> What you need to do
Your task is to transcribe all the entries exactly, excluding pictures.

> Data entries for graphics

■ ■ ■ ■

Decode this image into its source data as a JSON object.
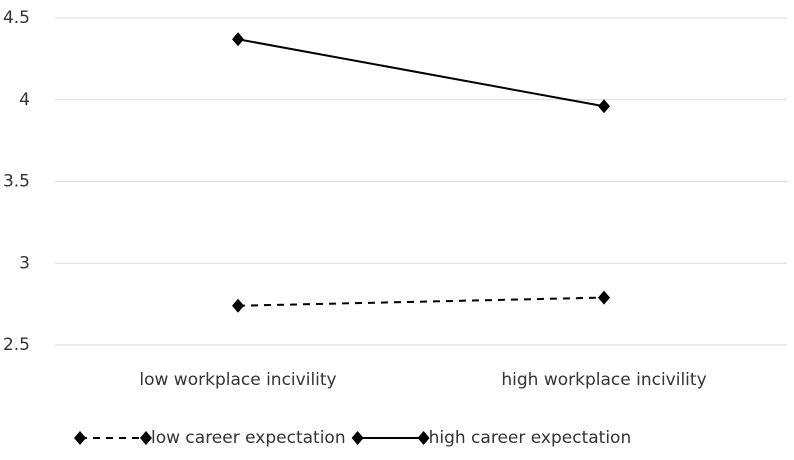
{
  "chart_data": {
    "type": "line",
    "categories": [
      "low workplace incivility",
      "high workplace incivility"
    ],
    "series": [
      {
        "name": "low career expectation",
        "color": "#000000",
        "style": "dashed",
        "values": [
          2.74,
          2.79
        ]
      },
      {
        "name": "high career expectation",
        "color": "#000000",
        "style": "solid",
        "values": [
          4.37,
          3.96
        ]
      }
    ],
    "ylim": [
      2.5,
      4.5
    ],
    "yticks": [
      2.5,
      3,
      3.5,
      4,
      4.5
    ],
    "grid": true,
    "legend": "bottom"
  }
}
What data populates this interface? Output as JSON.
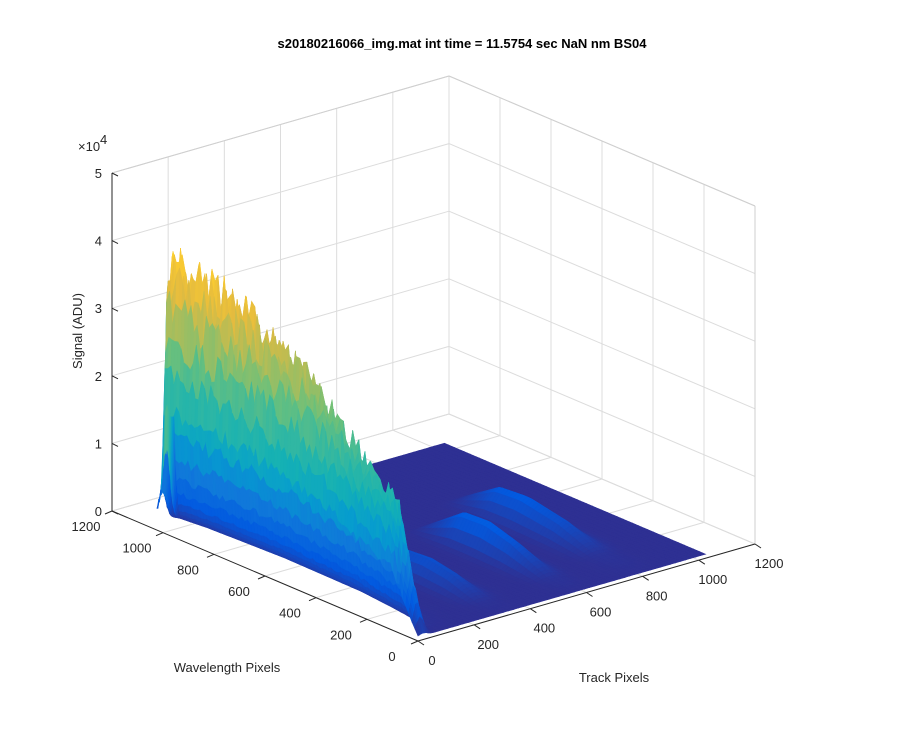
{
  "chart_data": {
    "type": "surface",
    "title": "s20180216066_img.mat int time = 11.5754 sec  NaN nm BS04",
    "xlabel": "Track Pixels",
    "ylabel": "Wavelength Pixels",
    "zlabel": "Signal (ADU)",
    "xlim": [
      0,
      1200
    ],
    "ylim": [
      0,
      1200
    ],
    "zlim": [
      0,
      50000
    ],
    "z_exponent_label": "×10",
    "z_exponent_power": "4",
    "x_ticks": [
      {
        "value": 0,
        "label": "0"
      },
      {
        "value": 200,
        "label": "200"
      },
      {
        "value": 400,
        "label": "400"
      },
      {
        "value": 600,
        "label": "600"
      },
      {
        "value": 800,
        "label": "800"
      },
      {
        "value": 1000,
        "label": "1000"
      },
      {
        "value": 1200,
        "label": "1200"
      }
    ],
    "y_ticks": [
      {
        "value": 0,
        "label": "0"
      },
      {
        "value": 200,
        "label": "200"
      },
      {
        "value": 400,
        "label": "400"
      },
      {
        "value": 600,
        "label": "600"
      },
      {
        "value": 800,
        "label": "800"
      },
      {
        "value": 1000,
        "label": "1000"
      },
      {
        "value": 1200,
        "label": "1200"
      }
    ],
    "z_ticks": [
      {
        "value": 0,
        "label": "0"
      },
      {
        "value": 10000,
        "label": "1"
      },
      {
        "value": 20000,
        "label": "2"
      },
      {
        "value": 30000,
        "label": "3"
      },
      {
        "value": 40000,
        "label": "4"
      },
      {
        "value": 50000,
        "label": "5"
      }
    ],
    "data_extent": {
      "x": [
        0,
        1024
      ],
      "y": [
        0,
        1024
      ]
    },
    "grid": true,
    "colormap": "parula",
    "color_range": [
      0,
      45000
    ],
    "base_level": 600,
    "features": [
      {
        "name": "main-track-ridge",
        "x_center": 18,
        "x_width": 14,
        "y_profile": [
          [
            0,
            1000
          ],
          [
            40,
            8000
          ],
          [
            80,
            16000
          ],
          [
            100,
            20000
          ],
          [
            200,
            22000
          ],
          [
            300,
            26000
          ],
          [
            400,
            30000
          ],
          [
            500,
            33000
          ],
          [
            600,
            36000
          ],
          [
            700,
            38500
          ],
          [
            800,
            40000
          ],
          [
            900,
            41000
          ],
          [
            950,
            43000
          ],
          [
            980,
            44000
          ],
          [
            1000,
            40000
          ],
          [
            1010,
            5000
          ]
        ]
      },
      {
        "name": "secondary-track-1",
        "x_center": 310,
        "x_width": 30,
        "y_profile": [
          [
            0,
            600
          ],
          [
            80,
            800
          ],
          [
            200,
            3000
          ],
          [
            300,
            3800
          ],
          [
            400,
            3500
          ],
          [
            500,
            600
          ]
        ]
      },
      {
        "name": "secondary-track-2",
        "x_center": 570,
        "x_width": 30,
        "y_profile": [
          [
            0,
            600
          ],
          [
            100,
            900
          ],
          [
            250,
            4000
          ],
          [
            350,
            5200
          ],
          [
            450,
            5000
          ],
          [
            600,
            600
          ]
        ]
      },
      {
        "name": "secondary-track-3",
        "x_center": 790,
        "x_width": 35,
        "y_profile": [
          [
            0,
            600
          ],
          [
            150,
            900
          ],
          [
            300,
            3500
          ],
          [
            450,
            4800
          ],
          [
            550,
            4500
          ],
          [
            700,
            600
          ]
        ]
      }
    ],
    "left_wall_ridge": [
      [
        0,
        600
      ],
      [
        150,
        3000
      ],
      [
        300,
        5000
      ],
      [
        600,
        5500
      ],
      [
        900,
        4000
      ],
      [
        1024,
        2500
      ]
    ]
  }
}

■ ■ ■ ■

> Reply
Decode this image into its source data as a JSON object.
{
  "chart_data": {
    "type": "line",
    "categories": [
      "low workplace incivility",
      "high workplace incivility"
    ],
    "series": [
      {
        "name": "low career expectation",
        "color": "#000000",
        "style": "dashed",
        "values": [
          2.74,
          2.79
        ]
      },
      {
        "name": "high career expectation",
        "color": "#000000",
        "style": "solid",
        "values": [
          4.37,
          3.96
        ]
      }
    ],
    "ylim": [
      2.5,
      4.5
    ],
    "yticks": [
      2.5,
      3,
      3.5,
      4,
      4.5
    ],
    "grid": true,
    "legend": "bottom"
  }
}
What data populates this interface? Output as JSON.
{
  "chart_data": {
    "type": "surface",
    "title": "s20180216066_img.mat int time = 11.5754 sec  NaN nm BS04",
    "xlabel": "Track Pixels",
    "ylabel": "Wavelength Pixels",
    "zlabel": "Signal (ADU)",
    "xlim": [
      0,
      1200
    ],
    "ylim": [
      0,
      1200
    ],
    "zlim": [
      0,
      50000
    ],
    "z_exponent_label": "×10",
    "z_exponent_power": "4",
    "x_ticks": [
      {
        "value": 0,
        "label": "0"
      },
      {
        "value": 200,
        "label": "200"
      },
      {
        "value": 400,
        "label": "400"
      },
      {
        "value": 600,
        "label": "600"
      },
      {
        "value": 800,
        "label": "800"
      },
      {
        "value": 1000,
        "label": "1000"
      },
      {
        "value": 1200,
        "label": "1200"
      }
    ],
    "y_ticks": [
      {
        "value": 0,
        "label": "0"
      },
      {
        "value": 200,
        "label": "200"
      },
      {
        "value": 400,
        "label": "400"
      },
      {
        "value": 600,
        "label": "600"
      },
      {
        "value": 800,
        "label": "800"
      },
      {
        "value": 1000,
        "label": "1000"
      },
      {
        "value": 1200,
        "label": "1200"
      }
    ],
    "z_ticks": [
      {
        "value": 0,
        "label": "0"
      },
      {
        "value": 10000,
        "label": "1"
      },
      {
        "value": 20000,
        "label": "2"
      },
      {
        "value": 30000,
        "label": "3"
      },
      {
        "value": 40000,
        "label": "4"
      },
      {
        "value": 50000,
        "label": "5"
      }
    ],
    "data_extent": {
      "x": [
        0,
        1024
      ],
      "y": [
        0,
        1024
      ]
    },
    "grid": true,
    "colormap": "parula",
    "color_range": [
      0,
      45000
    ],
    "base_level": 600,
    "features": [
      {
        "name": "main-track-ridge",
        "x_center": 18,
        "x_width": 14,
        "y_profile": [
          [
            0,
            1000
          ],
          [
            40,
            8000
          ],
          [
            80,
            16000
          ],
          [
            100,
            20000
          ],
          [
            200,
            22000
          ],
          [
            300,
            26000
          ],
          [
            400,
            30000
          ],
          [
            500,
            33000
          ],
          [
            600,
            36000
          ],
          [
            700,
            38500
          ],
          [
            800,
            40000
          ],
          [
            900,
            41000
          ],
          [
            950,
            43000
          ],
          [
            980,
            44000
          ],
          [
            1000,
            40000
          ],
          [
            1010,
            5000
          ]
        ]
      },
      {
        "name": "secondary-track-1",
        "x_center": 310,
        "x_width": 30,
        "y_profile": [
          [
            0,
            600
          ],
          [
            80,
            800
          ],
          [
            200,
            3000
          ],
          [
            300,
            3800
          ],
          [
            400,
            3500
          ],
          [
            500,
            600
          ]
        ]
      },
      {
        "name": "secondary-track-2",
        "x_center": 570,
        "x_width": 30,
        "y_profile": [
          [
            0,
            600
          ],
          [
            100,
            900
          ],
          [
            250,
            4000
          ],
          [
            350,
            5200
          ],
          [
            450,
            5000
          ],
          [
            600,
            600
          ]
        ]
      },
      {
        "name": "secondary-track-3",
        "x_center": 790,
        "x_width": 35,
        "y_profile": [
          [
            0,
            600
          ],
          [
            150,
            900
          ],
          [
            300,
            3500
          ],
          [
            450,
            4800
          ],
          [
            550,
            4500
          ],
          [
            700,
            600
          ]
        ]
      }
    ],
    "left_wall_ridge": [
      [
        0,
        600
      ],
      [
        150,
        3000
      ],
      [
        300,
        5000
      ],
      [
        600,
        5500
      ],
      [
        900,
        4000
      ],
      [
        1024,
        2500
      ]
    ]
  }
}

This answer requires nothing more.